▶ Data

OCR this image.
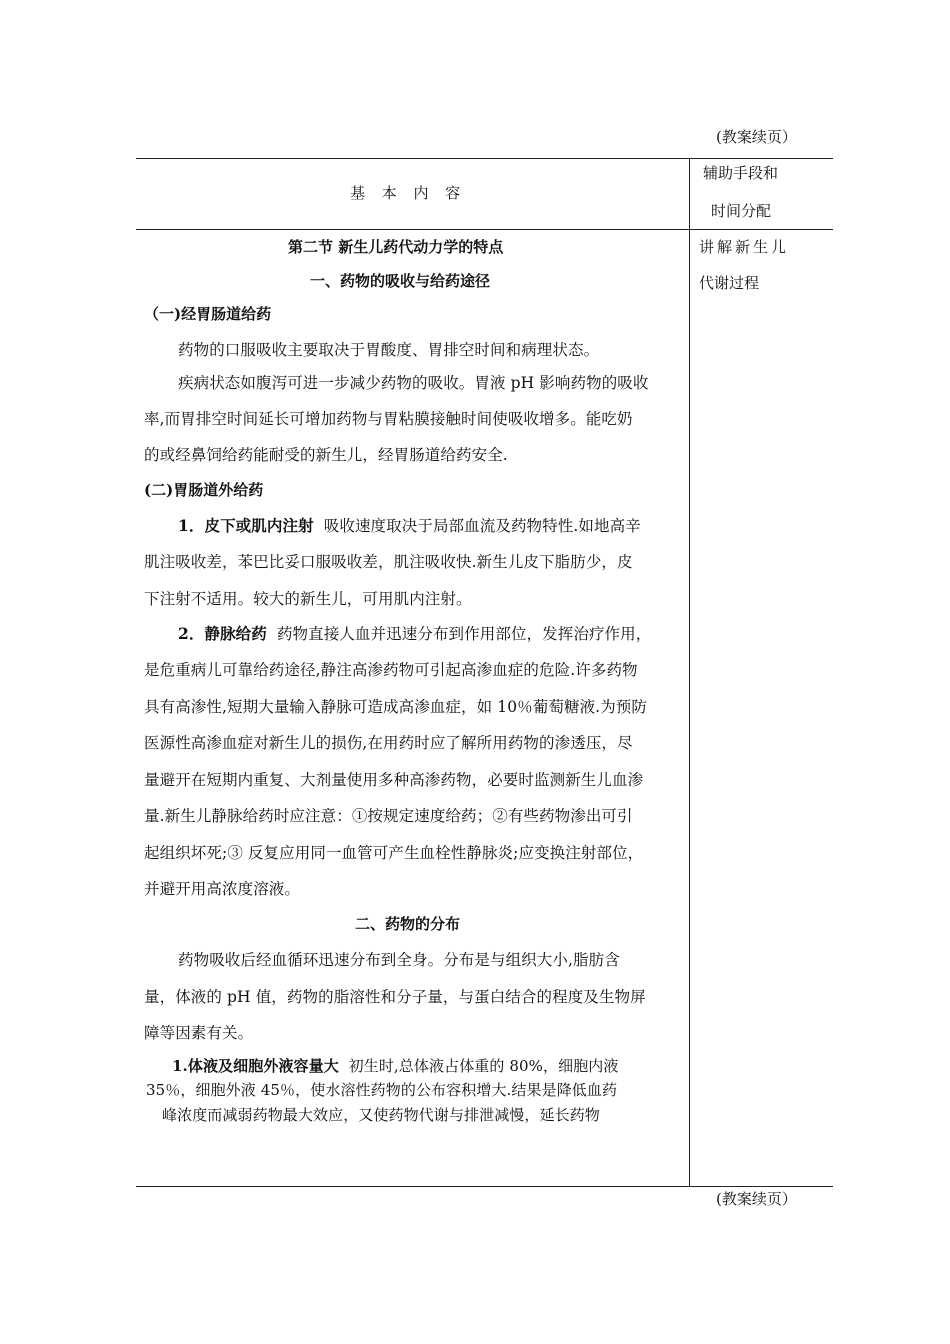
(教案续页）
基 本 内 容
辅助手段和
时间分配
讲解新生儿
代谢过程
第二节 新生儿药代动力学的特点
一、药物的吸收与给药途径
（一)经胃肠道给药
药物的口服吸收主要取决于胃酸度、胃排空时间和病理状态。
疾病状态如腹泻可进一步减少药物的吸收。胃液 pH 影响药物的吸收
率,而胃排空时间延长可增加药物与胃粘膜接触时间使吸收增多。能吃奶
的或经鼻饲给药能耐受的新生儿，经胃肠道给药安全.
(二)胃肠道外给药
1．皮下或肌内注射 吸收速度取决于局部血流及药物特性.如地高辛
肌注吸收差，苯巴比妥口服吸收差，肌注吸收快.新生儿皮下脂肪少，皮
下注射不适用。较大的新生儿，可用肌内注射。
2．静脉给药 药物直接人血并迅速分布到作用部位，发挥治疗作用，
是危重病儿可靠给药途径,静注高渗药物可引起高渗血症的危险.许多药物
具有高渗性,短期大量输入静脉可造成高渗血症，如 10％葡萄糖液.为预防
医源性高渗血症对新生儿的损伤,在用药时应了解所用药物的渗透压，尽
量避开在短期内重复、大剂量使用多种高渗药物，必要时监测新生儿血渗
量.新生儿静脉给药时应注意：①按规定速度给药；②有些药物渗出可引
起组织坏死;③ 反复应用同一血管可产生血栓性静脉炎;应变换注射部位，
并避开用高浓度溶液。
二、药物的分布
药物吸收后经血循环迅速分布到全身。分布是与组织大小,脂肪含
量，体液的 pH 值，药物的脂溶性和分子量，与蛋白结合的程度及生物屏
障等因素有关。
1.体液及细胞外液容量大 初生时,总体液占体重的 80%，细胞内液
35％，细胞外液 45％，使水溶性药物的公布容积增大.结果是降低血药
峰浓度而减弱药物最大效应，又使药物代谢与排泄减慢，延长药物
(教案续页）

▶ Directive
Transcribe all the lines above exactly, apart from the pictures.

▶ Task solution
OCR this image.
(教案续页）
基 本 内 容
辅助手段和
时间分配
讲解新生儿
代谢过程
第二节 新生儿药代动力学的特点
一、药物的吸收与给药途径
（一)经胃肠道给药
药物的口服吸收主要取决于胃酸度、胃排空时间和病理状态。
疾病状态如腹泻可进一步减少药物的吸收。胃液 pH 影响药物的吸收
率,而胃排空时间延长可增加药物与胃粘膜接触时间使吸收增多。能吃奶
的或经鼻饲给药能耐受的新生儿，经胃肠道给药安全.
(二)胃肠道外给药
1．皮下或肌内注射 吸收速度取决于局部血流及药物特性.如地高辛
肌注吸收差，苯巴比妥口服吸收差，肌注吸收快.新生儿皮下脂肪少，皮
下注射不适用。较大的新生儿，可用肌内注射。
2．静脉给药 药物直接人血并迅速分布到作用部位，发挥治疗作用，
是危重病儿可靠给药途径,静注高渗药物可引起高渗血症的危险.许多药物
具有高渗性,短期大量输入静脉可造成高渗血症，如 10％葡萄糖液.为预防
医源性高渗血症对新生儿的损伤,在用药时应了解所用药物的渗透压，尽
量避开在短期内重复、大剂量使用多种高渗药物，必要时监测新生儿血渗
量.新生儿静脉给药时应注意：①按规定速度给药；②有些药物渗出可引
起组织坏死;③ 反复应用同一血管可产生血栓性静脉炎;应变换注射部位，
并避开用高浓度溶液。
二、药物的分布
药物吸收后经血循环迅速分布到全身。分布是与组织大小,脂肪含
量，体液的 pH 值，药物的脂溶性和分子量，与蛋白结合的程度及生物屏
障等因素有关。
1.体液及细胞外液容量大 初生时,总体液占体重的 80%，细胞内液
35％，细胞外液 45％，使水溶性药物的公布容积增大.结果是降低血药
峰浓度而减弱药物最大效应，又使药物代谢与排泄减慢，延长药物
(教案续页）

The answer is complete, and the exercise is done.